> [Set task]: Your task is to print all of the material verbatim.

Records from a dataset
---------------

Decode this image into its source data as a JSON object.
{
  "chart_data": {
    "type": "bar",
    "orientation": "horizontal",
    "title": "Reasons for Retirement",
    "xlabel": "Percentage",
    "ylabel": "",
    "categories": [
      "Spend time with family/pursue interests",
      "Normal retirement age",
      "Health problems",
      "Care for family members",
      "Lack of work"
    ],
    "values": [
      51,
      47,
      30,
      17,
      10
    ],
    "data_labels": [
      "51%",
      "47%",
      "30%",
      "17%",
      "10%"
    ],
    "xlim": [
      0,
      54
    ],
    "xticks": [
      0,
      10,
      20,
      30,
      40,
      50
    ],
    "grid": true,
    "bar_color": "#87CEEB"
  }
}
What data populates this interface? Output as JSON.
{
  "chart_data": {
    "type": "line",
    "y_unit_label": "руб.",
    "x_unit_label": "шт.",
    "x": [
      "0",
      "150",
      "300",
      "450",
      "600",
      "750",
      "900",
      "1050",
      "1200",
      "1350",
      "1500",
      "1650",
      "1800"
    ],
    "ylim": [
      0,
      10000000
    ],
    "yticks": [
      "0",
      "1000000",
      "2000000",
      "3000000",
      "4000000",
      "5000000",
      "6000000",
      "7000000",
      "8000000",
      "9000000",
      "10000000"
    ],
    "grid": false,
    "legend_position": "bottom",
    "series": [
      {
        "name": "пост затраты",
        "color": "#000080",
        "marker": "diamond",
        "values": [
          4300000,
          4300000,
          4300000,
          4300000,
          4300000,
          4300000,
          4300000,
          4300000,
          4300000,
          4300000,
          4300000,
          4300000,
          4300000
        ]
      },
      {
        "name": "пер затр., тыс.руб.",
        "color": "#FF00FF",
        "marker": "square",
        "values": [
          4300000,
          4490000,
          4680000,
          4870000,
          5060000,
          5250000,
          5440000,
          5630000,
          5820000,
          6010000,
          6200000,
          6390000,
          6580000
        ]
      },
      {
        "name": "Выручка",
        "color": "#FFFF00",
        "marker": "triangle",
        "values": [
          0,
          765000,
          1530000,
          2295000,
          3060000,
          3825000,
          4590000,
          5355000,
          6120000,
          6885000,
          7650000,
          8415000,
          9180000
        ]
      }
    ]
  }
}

---------------

> [Result below]:
Decode this image into its source data as a JSON object.
{
  "chart_data": {
    "type": "bar",
    "orientation": "horizontal",
    "title": "Reasons for Retirement",
    "xlabel": "Percentage",
    "ylabel": "",
    "categories": [
      "Spend time with family/pursue interests",
      "Normal retirement age",
      "Health problems",
      "Care for family members",
      "Lack of work"
    ],
    "values": [
      51,
      47,
      30,
      17,
      10
    ],
    "data_labels": [
      "51%",
      "47%",
      "30%",
      "17%",
      "10%"
    ],
    "xlim": [
      0,
      54
    ],
    "xticks": [
      0,
      10,
      20,
      30,
      40,
      50
    ],
    "grid": true,
    "bar_color": "#87CEEB"
  }
}
What data populates this interface? Output as JSON.
{
  "chart_data": {
    "type": "line",
    "y_unit_label": "руб.",
    "x_unit_label": "шт.",
    "x": [
      "0",
      "150",
      "300",
      "450",
      "600",
      "750",
      "900",
      "1050",
      "1200",
      "1350",
      "1500",
      "1650",
      "1800"
    ],
    "ylim": [
      0,
      10000000
    ],
    "yticks": [
      "0",
      "1000000",
      "2000000",
      "3000000",
      "4000000",
      "5000000",
      "6000000",
      "7000000",
      "8000000",
      "9000000",
      "10000000"
    ],
    "grid": false,
    "legend_position": "bottom",
    "series": [
      {
        "name": "пост затраты",
        "color": "#000080",
        "marker": "diamond",
        "values": [
          4300000,
          4300000,
          4300000,
          4300000,
          4300000,
          4300000,
          4300000,
          4300000,
          4300000,
          4300000,
          4300000,
          4300000,
          4300000
        ]
      },
      {
        "name": "пер затр., тыс.руб.",
        "color": "#FF00FF",
        "marker": "square",
        "values": [
          4300000,
          4490000,
          4680000,
          4870000,
          5060000,
          5250000,
          5440000,
          5630000,
          5820000,
          6010000,
          6200000,
          6390000,
          6580000
        ]
      },
      {
        "name": "Выручка",
        "color": "#FFFF00",
        "marker": "triangle",
        "values": [
          0,
          765000,
          1530000,
          2295000,
          3060000,
          3825000,
          4590000,
          5355000,
          6120000,
          6885000,
          7650000,
          8415000,
          9180000
        ]
      }
    ]
  }
}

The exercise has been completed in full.